Article |
- Common symbols: C
- SI unit: farad (F)
- In SI base units: A^{2} s^{4} kg^{−1} m^{−2}
- Derivations from other quantities: C = charge / voltage
- Dimension: $\mathsf{L}^{-2} \mathsf{M}^{-1} \mathsf{T}^4 \mathsf{I}^2$

= Capacitance =

Ability of a body to store an electrical charge

Capacitance is the ability of an object to store electric charge. It is measured by the change in charge in response to a difference in electric potential, expressed as the ratio of those quantities. Commonly recognized are two closely related notions of capacitance: self-capacitance and mutual capacitance. An object that can be electrically charged exhibits self-capacitance, for which the electric potential is measured between the object and ground. Mutual capacitance is measured between two components, and is particularly important in the operation of the capacitor, an elementary linear electronic component designed to add capacitance to an electric circuit.

The capacitance between two conductors depends on the opposing surface area of the conductors, the distance between those conductors, and the permittivity of any dielectric material between them. For many dielectric materials, the permittivity, and thus the capacitance, is independent of the potential difference between the conductors and the total charge on them.

The SI unit of capacitance is the farad (symbol: F), named after the English physicist Michael Faraday. A 1 farad capacitor, when charged with 1 coulomb of electrical charge, has a potential difference of 1 volt between its plates. The reciprocal of capacitance is called elastance.

== Self-capacitance ==
In discussing electrical circuits, the term capacitance is usually a shorthand for the mutual capacitance between two adjacent conductors, such as the two plates of a capacitor. However, every isolated conductor also exhibits capacitance, here called self-capacitance. It is measured by the amount of electric charge that must be added to an isolated conductor to raise its electric potential by one unit of measurement, e.g., one volt. The reference point for this potential is a theoretical hollow conducting sphere, of infinite radius, with the conductor centered inside this sphere.

Self-capacitance of a conductor is defined by the ratio of charge and electric potential:
$$C = \frac{q}{V},$$
where
- $q$ is the charge held,
- $V = \frac{1}{4\pi\varepsilon_0}\int \frac{\sigma}{r}\,dS$ is the electric potential,
- $\sigma$ is the surface charge density,
- $dS$ is an infinitesimal element of area on the surface of the conductor, over which the surface charge density is integrated,
- $r$ is the length from $dS$ to a fixed point M on the conductor,
- $\varepsilon_0$ is the vacuum permittivity.

Using this method, the self-capacitance of a conducting sphere of radius $R$ in free space (i.e. far away from any other charge distributions) is:
$$C = 4 \pi \varepsilon_0 R.$$

Example values of self-capacitance are:
- for the top "plate" of a van de Graaff generator, typically a sphere 20 cm in radius: 22.24 pF,
- the planet Earth: about 710 μF.

Tasks and exercises |
• 1. In the capacitance article, what is the reciprocal of capacitance called?
• 2. From the capacitance article, copy the passage that begins with the words containing "The SI unit" and ends with "is called elastance.".
• 3. Write what comes next in the capacitance article, picking up after its final line.
The entries come from a separate source and are unrelated to the capacitance article.

Recorded data |
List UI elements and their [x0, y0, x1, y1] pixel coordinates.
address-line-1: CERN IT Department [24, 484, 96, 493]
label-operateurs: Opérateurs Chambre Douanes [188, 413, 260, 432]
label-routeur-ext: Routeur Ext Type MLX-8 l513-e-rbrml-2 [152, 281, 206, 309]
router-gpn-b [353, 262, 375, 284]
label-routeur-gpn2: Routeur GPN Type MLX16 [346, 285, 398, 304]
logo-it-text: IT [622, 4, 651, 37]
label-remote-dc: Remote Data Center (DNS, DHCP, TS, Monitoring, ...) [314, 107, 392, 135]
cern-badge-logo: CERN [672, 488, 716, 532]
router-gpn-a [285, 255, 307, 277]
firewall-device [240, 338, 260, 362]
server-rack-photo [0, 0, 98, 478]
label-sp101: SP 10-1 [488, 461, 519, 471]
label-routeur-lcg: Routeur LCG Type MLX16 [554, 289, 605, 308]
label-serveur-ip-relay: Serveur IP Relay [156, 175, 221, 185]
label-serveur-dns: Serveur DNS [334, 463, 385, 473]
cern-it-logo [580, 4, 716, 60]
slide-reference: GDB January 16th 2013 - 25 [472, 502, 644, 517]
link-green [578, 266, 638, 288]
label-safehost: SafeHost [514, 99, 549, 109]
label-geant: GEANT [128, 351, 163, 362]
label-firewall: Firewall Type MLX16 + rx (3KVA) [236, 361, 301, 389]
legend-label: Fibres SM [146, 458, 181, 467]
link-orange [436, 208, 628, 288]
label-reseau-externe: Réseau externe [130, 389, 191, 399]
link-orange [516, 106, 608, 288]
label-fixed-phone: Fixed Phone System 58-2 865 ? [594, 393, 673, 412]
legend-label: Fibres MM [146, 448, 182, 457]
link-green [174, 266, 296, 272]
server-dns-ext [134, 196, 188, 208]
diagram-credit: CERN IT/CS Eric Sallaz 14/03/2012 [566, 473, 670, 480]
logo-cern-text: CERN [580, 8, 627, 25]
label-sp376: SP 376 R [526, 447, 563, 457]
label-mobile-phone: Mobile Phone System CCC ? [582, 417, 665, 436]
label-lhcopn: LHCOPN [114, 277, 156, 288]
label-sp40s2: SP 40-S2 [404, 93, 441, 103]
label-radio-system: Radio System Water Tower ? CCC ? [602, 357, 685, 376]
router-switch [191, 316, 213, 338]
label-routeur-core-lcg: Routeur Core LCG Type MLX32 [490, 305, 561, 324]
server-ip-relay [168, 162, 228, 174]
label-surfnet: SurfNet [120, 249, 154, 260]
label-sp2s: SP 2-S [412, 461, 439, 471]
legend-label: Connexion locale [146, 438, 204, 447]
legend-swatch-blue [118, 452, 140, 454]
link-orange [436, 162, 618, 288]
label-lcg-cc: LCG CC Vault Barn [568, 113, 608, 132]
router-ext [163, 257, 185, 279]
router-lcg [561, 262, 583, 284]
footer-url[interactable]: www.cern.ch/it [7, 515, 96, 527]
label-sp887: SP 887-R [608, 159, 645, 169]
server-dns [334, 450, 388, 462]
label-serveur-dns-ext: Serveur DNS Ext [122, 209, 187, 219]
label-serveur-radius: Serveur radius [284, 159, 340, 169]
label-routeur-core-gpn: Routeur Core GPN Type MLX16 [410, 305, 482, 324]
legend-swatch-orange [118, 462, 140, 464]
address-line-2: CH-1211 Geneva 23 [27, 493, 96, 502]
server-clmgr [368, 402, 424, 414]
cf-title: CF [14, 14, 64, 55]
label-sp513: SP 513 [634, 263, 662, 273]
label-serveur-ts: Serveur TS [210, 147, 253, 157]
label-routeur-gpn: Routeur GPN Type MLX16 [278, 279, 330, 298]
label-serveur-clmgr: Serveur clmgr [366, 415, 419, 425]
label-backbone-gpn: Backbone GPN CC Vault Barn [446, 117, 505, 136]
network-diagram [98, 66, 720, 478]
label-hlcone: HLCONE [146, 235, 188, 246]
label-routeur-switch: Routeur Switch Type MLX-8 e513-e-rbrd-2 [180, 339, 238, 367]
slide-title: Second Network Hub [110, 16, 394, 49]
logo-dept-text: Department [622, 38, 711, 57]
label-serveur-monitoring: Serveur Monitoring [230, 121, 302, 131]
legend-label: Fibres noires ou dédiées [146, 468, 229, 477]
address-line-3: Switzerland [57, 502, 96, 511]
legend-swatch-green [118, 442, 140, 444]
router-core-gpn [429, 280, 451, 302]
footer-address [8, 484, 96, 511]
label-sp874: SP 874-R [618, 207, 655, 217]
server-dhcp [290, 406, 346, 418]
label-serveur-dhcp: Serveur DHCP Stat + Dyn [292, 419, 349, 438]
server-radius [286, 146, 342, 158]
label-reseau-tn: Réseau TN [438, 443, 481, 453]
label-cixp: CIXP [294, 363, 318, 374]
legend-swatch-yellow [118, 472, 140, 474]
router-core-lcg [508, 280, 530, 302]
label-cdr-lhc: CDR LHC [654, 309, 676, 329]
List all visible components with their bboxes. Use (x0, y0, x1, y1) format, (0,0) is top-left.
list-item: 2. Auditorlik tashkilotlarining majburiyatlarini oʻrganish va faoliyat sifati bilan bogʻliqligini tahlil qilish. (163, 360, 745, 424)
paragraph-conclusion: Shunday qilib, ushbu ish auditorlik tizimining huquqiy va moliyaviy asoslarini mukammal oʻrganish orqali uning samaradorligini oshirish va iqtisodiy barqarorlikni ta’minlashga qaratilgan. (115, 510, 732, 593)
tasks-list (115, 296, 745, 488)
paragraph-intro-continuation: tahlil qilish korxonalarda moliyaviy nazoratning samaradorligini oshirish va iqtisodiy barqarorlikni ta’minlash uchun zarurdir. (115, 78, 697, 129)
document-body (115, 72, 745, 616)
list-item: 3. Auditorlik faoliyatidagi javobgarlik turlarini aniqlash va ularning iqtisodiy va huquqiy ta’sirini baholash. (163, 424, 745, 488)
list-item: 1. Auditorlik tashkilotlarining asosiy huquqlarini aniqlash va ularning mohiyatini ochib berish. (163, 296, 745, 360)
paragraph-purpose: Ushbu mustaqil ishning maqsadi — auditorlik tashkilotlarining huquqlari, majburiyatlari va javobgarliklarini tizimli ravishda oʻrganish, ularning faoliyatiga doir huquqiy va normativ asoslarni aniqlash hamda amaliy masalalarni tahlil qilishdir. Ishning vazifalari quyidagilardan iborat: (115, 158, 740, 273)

Answers to the tasks |
• 1. Elastance.

• 2.
The SI unit of capacitance is the farad (symbol: F), named after the English physicist Michael Faraday. A 1 farad capacitor, when charged with 1 coulomb of electrical charge, has a potential difference of 1 volt between its plates. The reciprocal of capacitance is called elastance.

• 3.
The inter-winding capacitance of a coil is sometimes called self-capacitance, but this is a different phenomenon. It is actually mutual capacitance between the individual turns of the coil and is a form of stray or parasitic capacitance. This self-capacitance is an important consideration at high frequencies: it changes the impedance of the coil and gives rise to parallel resonance. In many applications this is an undesirable effect and sets an upper frequency limit for the correct operation of the circuit.

== Mutual capacitance ==
A common form is a parallel-plate capacitor, which consists of two conductive plates insulated from each other, usually sandwiching a dielectric material. In a parallel plate capacitor, capacitance is very nearly proportional to the surface area of the conductor plates and inversely proportional to the separation distance between the plates.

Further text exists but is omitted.